=== Datos proporcionados ===
• • •

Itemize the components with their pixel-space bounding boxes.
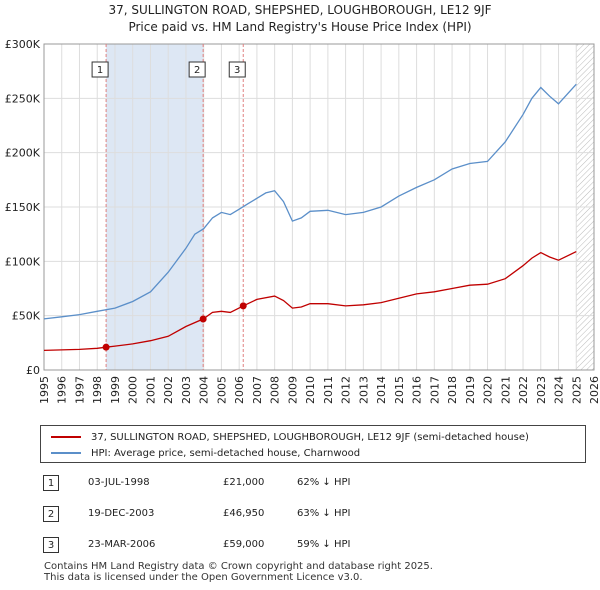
attribution-footer: Contains HM Land Registry data © Crown c… [44, 561, 433, 583]
x-tick-label: 2017 [428, 376, 441, 404]
x-tick-label: 1996 [56, 376, 69, 404]
legend: 37, SULLINGTON ROAD, SHEPSHED, LOUGHBORO… [40, 425, 586, 463]
x-tick-label: 2010 [304, 376, 317, 404]
transaction-badge: 2 [43, 506, 59, 522]
transaction-price: £21,000 [223, 477, 265, 488]
x-tick-label: 1997 [73, 376, 86, 404]
transaction-date: 03-JUL-1998 [88, 477, 150, 488]
y-tick-label: £250K [5, 92, 41, 105]
x-tick-label: 2021 [499, 376, 512, 404]
y-tick-label: £200K [5, 147, 41, 160]
x-tick-label: 2023 [535, 376, 548, 404]
x-tick-label: 2012 [340, 376, 353, 404]
attribution-line-2: This data is licensed under the Open Gov… [44, 572, 363, 583]
transaction-date: 19-DEC-2003 [88, 508, 155, 519]
x-tick-label: 2013 [357, 376, 370, 404]
transaction-badge: 3 [43, 537, 59, 553]
transaction-chart-badge-label: 2 [194, 65, 200, 76]
x-tick-label: 2000 [127, 376, 140, 404]
transaction-point [199, 315, 207, 323]
transaction-chart-badge [91, 61, 109, 78]
transaction-chart-badge [188, 61, 206, 78]
legend-swatch-hpi [51, 452, 81, 454]
y-tick-label: £150K [5, 201, 41, 214]
x-tick-label: 2026 [588, 376, 600, 404]
x-tick-label: 1999 [109, 376, 122, 404]
transaction-badge: 1 [43, 475, 59, 491]
x-tick-label: 2007 [251, 376, 264, 404]
x-tick-label: 2005 [215, 376, 228, 404]
legend-item-hpi: HPI: Average price, semi-detached house,… [51, 445, 360, 461]
y-tick-label: £50K [12, 310, 41, 323]
x-tick-label: 2006 [233, 376, 246, 404]
x-tick-label: 2008 [269, 376, 282, 404]
x-tick-label: 2014 [375, 376, 388, 404]
x-tick-label: 1995 [38, 376, 51, 404]
price-chart: 37, SULLINGTON ROAD, SHEPSHED, LOUGHBORO… [5, 3, 600, 404]
x-tick-label: 2020 [482, 376, 495, 404]
transaction-date: 23-MAR-2006 [88, 539, 156, 550]
chart-subtitle: Price paid vs. HM Land Registry's House … [128, 20, 471, 34]
y-tick-label: £0 [26, 364, 40, 377]
transaction-hpi-diff: 63% ↓ HPI [297, 508, 351, 519]
x-tick-label: 2016 [411, 376, 424, 404]
plot-border [43, 43, 595, 371]
x-tick-label: 2022 [517, 376, 530, 404]
x-tick-label: 2004 [198, 376, 211, 404]
transaction-chart-badge-label: 3 [234, 65, 240, 76]
transaction-chart-badge-label: 1 [97, 65, 103, 76]
chart-title: 37, SULLINGTON ROAD, SHEPSHED, LOUGHBORO… [108, 3, 491, 17]
property-price-line [43, 251, 577, 352]
x-tick-label: 2009 [286, 376, 299, 404]
transaction-price: £46,950 [223, 508, 265, 519]
x-tick-label: 2003 [180, 376, 193, 404]
x-tick-label: 2024 [553, 376, 566, 404]
x-tick-label: 2019 [464, 376, 477, 404]
y-tick-label: £300K [5, 38, 41, 51]
x-tick-label: 2015 [393, 376, 406, 404]
legend-label-property: 37, SULLINGTON ROAD, SHEPSHED, LOUGHBORO… [91, 431, 529, 443]
x-tick-label: 2025 [570, 376, 583, 404]
legend-item-property: 37, SULLINGTON ROAD, SHEPSHED, LOUGHBORO… [51, 429, 529, 445]
transaction-hpi-diff: 59% ↓ HPI [297, 539, 351, 550]
x-tick-label: 2001 [144, 376, 157, 404]
attribution-line-1: Contains HM Land Registry data © Crown c… [44, 561, 433, 572]
transaction-hpi-diff: 62% ↓ HPI [297, 477, 351, 488]
x-tick-label: 2011 [322, 376, 335, 404]
transaction-chart-badge [228, 61, 246, 78]
hpi-line [43, 83, 577, 320]
transaction-price: £59,000 [223, 539, 265, 550]
legend-label-hpi: HPI: Average price, semi-detached house,… [91, 447, 361, 459]
transaction-point [102, 343, 110, 351]
transaction-point [239, 302, 247, 310]
x-tick-label: 2018 [446, 376, 459, 404]
x-tick-label: 1998 [91, 376, 104, 404]
x-tick-label: 2002 [162, 376, 175, 404]
y-tick-label: £100K [5, 255, 41, 268]
legend-swatch-property [51, 436, 81, 438]
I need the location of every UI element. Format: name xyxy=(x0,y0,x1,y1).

• • •

=== Instrucciones de la tarea ===
Reúne todas las líneas de los datos que contienen la palabra "Contains". Distingue entre mayúsculas y minúsculas.

=== Respuesta ===
attribution-footer: Contains HM Land Registry data © Crown c… [44, 561, 433, 583]
attribution-line-1: Contains HM Land Registry data © Crown c… [44, 561, 433, 572]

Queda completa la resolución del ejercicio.